---- SUPPLIED MATERIAL

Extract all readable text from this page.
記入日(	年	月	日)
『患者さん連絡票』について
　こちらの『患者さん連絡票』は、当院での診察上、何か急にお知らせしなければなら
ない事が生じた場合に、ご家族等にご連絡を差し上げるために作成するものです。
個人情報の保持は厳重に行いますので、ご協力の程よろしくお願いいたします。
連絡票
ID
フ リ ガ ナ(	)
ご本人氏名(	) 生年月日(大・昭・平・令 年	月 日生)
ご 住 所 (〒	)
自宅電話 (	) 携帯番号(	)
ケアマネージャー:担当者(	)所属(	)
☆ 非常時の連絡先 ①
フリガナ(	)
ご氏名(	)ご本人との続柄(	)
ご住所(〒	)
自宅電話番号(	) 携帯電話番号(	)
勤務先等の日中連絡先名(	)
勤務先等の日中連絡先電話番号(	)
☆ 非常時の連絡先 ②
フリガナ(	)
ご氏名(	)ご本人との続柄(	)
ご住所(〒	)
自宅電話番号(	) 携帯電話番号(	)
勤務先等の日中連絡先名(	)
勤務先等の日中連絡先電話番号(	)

--------

Copy down the material exactly as written.

OUTPUT OF THE EXERCISE.
Extract all readable text from this page.
記入日(	年	月	日)
『患者さん連絡票』について
　こちらの『患者さん連絡票』は、当院での診察上、何か急にお知らせしなければなら
ない事が生じた場合に、ご家族等にご連絡を差し上げるために作成するものです。
個人情報の保持は厳重に行いますので、ご協力の程よろしくお願いいたします。
連絡票
ID
フ リ ガ ナ(	)
ご本人氏名(	) 生年月日(大・昭・平・令 年	月 日生)
ご 住 所 (〒	)
自宅電話 (	) 携帯番号(	)
ケアマネージャー:担当者(	)所属(	)
☆ 非常時の連絡先 ①
フリガナ(	)
ご氏名(	)ご本人との続柄(	)
ご住所(〒	)
自宅電話番号(	) 携帯電話番号(	)
勤務先等の日中連絡先名(	)
勤務先等の日中連絡先電話番号(	)
☆ 非常時の連絡先 ②
フリガナ(	)
ご氏名(	)ご本人との続柄(	)
ご住所(〒	)
自宅電話番号(	) 携帯電話番号(	)
勤務先等の日中連絡先名(	)
勤務先等の日中連絡先電話番号(	)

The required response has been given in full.